Aim of the task:
Update the data below by replacing each occurrence of "Polygon shape" with "Polygon region". Leave everything else unchanged.

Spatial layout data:
──────────

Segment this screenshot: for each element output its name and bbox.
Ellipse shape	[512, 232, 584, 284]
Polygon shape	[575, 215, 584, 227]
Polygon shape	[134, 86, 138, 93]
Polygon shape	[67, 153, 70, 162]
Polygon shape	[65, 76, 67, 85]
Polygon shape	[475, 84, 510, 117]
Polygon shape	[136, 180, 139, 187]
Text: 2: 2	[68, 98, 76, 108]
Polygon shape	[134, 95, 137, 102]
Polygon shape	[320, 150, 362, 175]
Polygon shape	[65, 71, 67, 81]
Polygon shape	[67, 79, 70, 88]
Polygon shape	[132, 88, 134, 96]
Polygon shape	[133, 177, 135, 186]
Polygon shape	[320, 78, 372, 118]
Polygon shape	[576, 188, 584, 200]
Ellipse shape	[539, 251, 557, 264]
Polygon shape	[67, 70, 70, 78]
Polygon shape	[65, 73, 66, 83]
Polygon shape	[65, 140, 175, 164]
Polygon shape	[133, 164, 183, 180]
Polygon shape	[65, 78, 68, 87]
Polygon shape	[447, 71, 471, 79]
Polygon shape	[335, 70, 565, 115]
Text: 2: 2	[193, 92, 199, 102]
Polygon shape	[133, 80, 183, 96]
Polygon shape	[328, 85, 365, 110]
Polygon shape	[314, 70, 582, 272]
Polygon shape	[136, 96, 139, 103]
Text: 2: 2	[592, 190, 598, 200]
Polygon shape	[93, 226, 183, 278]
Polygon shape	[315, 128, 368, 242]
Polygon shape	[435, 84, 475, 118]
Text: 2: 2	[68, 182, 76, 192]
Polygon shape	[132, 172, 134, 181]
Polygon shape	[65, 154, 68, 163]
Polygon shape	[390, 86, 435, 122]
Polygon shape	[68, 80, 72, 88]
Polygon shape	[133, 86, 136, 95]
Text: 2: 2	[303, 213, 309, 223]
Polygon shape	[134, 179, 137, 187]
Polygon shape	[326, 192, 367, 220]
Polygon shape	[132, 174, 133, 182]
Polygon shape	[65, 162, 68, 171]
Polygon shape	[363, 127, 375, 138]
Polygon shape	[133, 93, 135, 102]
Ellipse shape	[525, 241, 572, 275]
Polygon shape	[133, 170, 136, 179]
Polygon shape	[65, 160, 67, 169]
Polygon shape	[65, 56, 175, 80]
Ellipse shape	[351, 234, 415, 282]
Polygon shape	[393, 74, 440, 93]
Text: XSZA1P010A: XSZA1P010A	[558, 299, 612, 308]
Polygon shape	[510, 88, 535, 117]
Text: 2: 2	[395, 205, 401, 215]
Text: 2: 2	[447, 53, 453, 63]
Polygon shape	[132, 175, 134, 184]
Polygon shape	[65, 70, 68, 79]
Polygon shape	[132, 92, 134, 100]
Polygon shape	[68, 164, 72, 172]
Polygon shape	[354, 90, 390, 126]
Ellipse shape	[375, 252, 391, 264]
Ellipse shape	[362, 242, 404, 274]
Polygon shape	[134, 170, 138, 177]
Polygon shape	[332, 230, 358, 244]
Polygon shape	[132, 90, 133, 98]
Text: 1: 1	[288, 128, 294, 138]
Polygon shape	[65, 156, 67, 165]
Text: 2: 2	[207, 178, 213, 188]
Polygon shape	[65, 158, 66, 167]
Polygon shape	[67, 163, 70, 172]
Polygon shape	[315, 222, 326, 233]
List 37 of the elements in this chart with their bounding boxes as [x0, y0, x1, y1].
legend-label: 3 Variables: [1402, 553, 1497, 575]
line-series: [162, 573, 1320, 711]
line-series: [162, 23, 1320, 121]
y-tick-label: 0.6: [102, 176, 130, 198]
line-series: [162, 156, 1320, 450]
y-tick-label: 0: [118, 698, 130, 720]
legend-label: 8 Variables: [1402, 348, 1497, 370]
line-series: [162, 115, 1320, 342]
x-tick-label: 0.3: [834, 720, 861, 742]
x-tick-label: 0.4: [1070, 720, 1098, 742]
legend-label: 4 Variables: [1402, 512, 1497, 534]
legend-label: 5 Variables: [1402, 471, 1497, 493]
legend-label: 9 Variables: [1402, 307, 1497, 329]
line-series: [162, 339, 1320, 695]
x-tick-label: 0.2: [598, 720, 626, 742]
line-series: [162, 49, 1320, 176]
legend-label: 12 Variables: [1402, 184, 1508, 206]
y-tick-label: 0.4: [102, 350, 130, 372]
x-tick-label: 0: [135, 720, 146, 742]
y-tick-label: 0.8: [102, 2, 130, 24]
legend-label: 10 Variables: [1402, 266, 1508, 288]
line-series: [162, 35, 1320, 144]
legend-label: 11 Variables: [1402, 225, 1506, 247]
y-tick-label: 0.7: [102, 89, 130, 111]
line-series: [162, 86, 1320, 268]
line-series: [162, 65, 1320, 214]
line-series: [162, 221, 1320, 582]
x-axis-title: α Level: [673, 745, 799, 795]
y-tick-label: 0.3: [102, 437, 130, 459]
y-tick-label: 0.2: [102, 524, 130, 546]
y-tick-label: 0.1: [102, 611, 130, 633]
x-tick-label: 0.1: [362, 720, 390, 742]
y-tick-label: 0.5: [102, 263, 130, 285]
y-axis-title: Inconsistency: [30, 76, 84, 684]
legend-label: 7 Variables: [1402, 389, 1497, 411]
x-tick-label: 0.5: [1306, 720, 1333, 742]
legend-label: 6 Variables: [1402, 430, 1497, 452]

──────────

Response below:
Segment this screenshot: for each element output its name and bbox.
Ellipse shape	[512, 232, 584, 284]
Polygon region	[575, 215, 584, 227]
Polygon region	[134, 86, 138, 93]
Polygon region	[67, 153, 70, 162]
Polygon region	[65, 76, 67, 85]
Polygon region	[475, 84, 510, 117]
Polygon region	[136, 180, 139, 187]
Text: 2: 2	[68, 98, 76, 108]
Polygon region	[134, 95, 137, 102]
Polygon region	[320, 150, 362, 175]
Polygon region	[65, 71, 67, 81]
Polygon region	[67, 79, 70, 88]
Polygon region	[132, 88, 134, 96]
Polygon region	[133, 177, 135, 186]
Polygon region	[320, 78, 372, 118]
Polygon region	[576, 188, 584, 200]
Ellipse shape	[539, 251, 557, 264]
Polygon region	[67, 70, 70, 78]
Polygon region	[65, 73, 66, 83]
Polygon region	[65, 140, 175, 164]
Polygon region	[133, 164, 183, 180]
Polygon region	[65, 78, 68, 87]
Polygon region	[447, 71, 471, 79]
Polygon region	[335, 70, 565, 115]
Text: 2: 2	[193, 92, 199, 102]
Polygon region	[133, 80, 183, 96]
Polygon region	[328, 85, 365, 110]
Polygon region	[314, 70, 582, 272]
Polygon region	[136, 96, 139, 103]
Text: 2: 2	[592, 190, 598, 200]
Polygon region	[93, 226, 183, 278]
Polygon region	[315, 128, 368, 242]
Polygon region	[435, 84, 475, 118]
Text: 2: 2	[68, 182, 76, 192]
Polygon region	[132, 172, 134, 181]
Polygon region	[65, 154, 68, 163]
Polygon region	[390, 86, 435, 122]
Polygon region	[68, 80, 72, 88]
Polygon region	[133, 86, 136, 95]
Text: 2: 2	[303, 213, 309, 223]
Polygon region	[134, 179, 137, 187]
Polygon region	[326, 192, 367, 220]
Polygon region	[132, 174, 133, 182]
Polygon region	[65, 162, 68, 171]
Polygon region	[363, 127, 375, 138]
Polygon region	[133, 93, 135, 102]
Ellipse shape	[525, 241, 572, 275]
Polygon region	[133, 170, 136, 179]
Polygon region	[65, 160, 67, 169]
Polygon region	[65, 56, 175, 80]
Ellipse shape	[351, 234, 415, 282]
Polygon region	[393, 74, 440, 93]
Text: XSZA1P010A: XSZA1P010A	[558, 299, 612, 308]
Polygon region	[510, 88, 535, 117]
Text: 2: 2	[395, 205, 401, 215]
Text: 2: 2	[447, 53, 453, 63]
Polygon region	[132, 175, 134, 184]
Polygon region	[65, 70, 68, 79]
Polygon region	[132, 92, 134, 100]
Polygon region	[68, 164, 72, 172]
Polygon region	[354, 90, 390, 126]
Ellipse shape	[375, 252, 391, 264]
Ellipse shape	[362, 242, 404, 274]
Polygon region	[134, 170, 138, 177]
Polygon region	[332, 230, 358, 244]
Polygon region	[132, 90, 133, 98]
Text: 1: 1	[288, 128, 294, 138]
Polygon region	[65, 156, 67, 165]
Text: 2: 2	[207, 178, 213, 188]
Polygon region	[65, 158, 66, 167]
Polygon region	[67, 163, 70, 172]
Polygon region	[315, 222, 326, 233]
List 37 of the elements in this chart with their bounding boxes as [x0, y0, x1, y1].
legend-label: 3 Variables: [1402, 553, 1497, 575]
line-series: [162, 573, 1320, 711]
line-series: [162, 23, 1320, 121]
y-tick-label: 0.6: [102, 176, 130, 198]
line-series: [162, 156, 1320, 450]
y-tick-label: 0: [118, 698, 130, 720]
legend-label: 8 Variables: [1402, 348, 1497, 370]
line-series: [162, 115, 1320, 342]
x-tick-label: 0.3: [834, 720, 861, 742]
x-tick-label: 0.4: [1070, 720, 1098, 742]
legend-label: 4 Variables: [1402, 512, 1497, 534]
legend-label: 5 Variables: [1402, 471, 1497, 493]
legend-label: 9 Variables: [1402, 307, 1497, 329]
line-series: [162, 339, 1320, 695]
x-tick-label: 0.2: [598, 720, 626, 742]
line-series: [162, 49, 1320, 176]
legend-label: 12 Variables: [1402, 184, 1508, 206]
y-tick-label: 0.4: [102, 350, 130, 372]
x-tick-label: 0: [135, 720, 146, 742]
y-tick-label: 0.8: [102, 2, 130, 24]
legend-label: 10 Variables: [1402, 266, 1508, 288]
line-series: [162, 35, 1320, 144]
legend-label: 11 Variables: [1402, 225, 1506, 247]
y-tick-label: 0.7: [102, 89, 130, 111]
line-series: [162, 86, 1320, 268]
line-series: [162, 65, 1320, 214]
line-series: [162, 221, 1320, 582]
x-axis-title: α Level: [673, 745, 799, 795]
y-tick-label: 0.3: [102, 437, 130, 459]
y-tick-label: 0.2: [102, 524, 130, 546]
y-tick-label: 0.1: [102, 611, 130, 633]
x-tick-label: 0.1: [362, 720, 390, 742]
y-tick-label: 0.5: [102, 263, 130, 285]
y-axis-title: Inconsistency: [30, 76, 84, 684]
legend-label: 7 Variables: [1402, 389, 1497, 411]
x-tick-label: 0.5: [1306, 720, 1333, 742]
legend-label: 6 Variables: [1402, 430, 1497, 452]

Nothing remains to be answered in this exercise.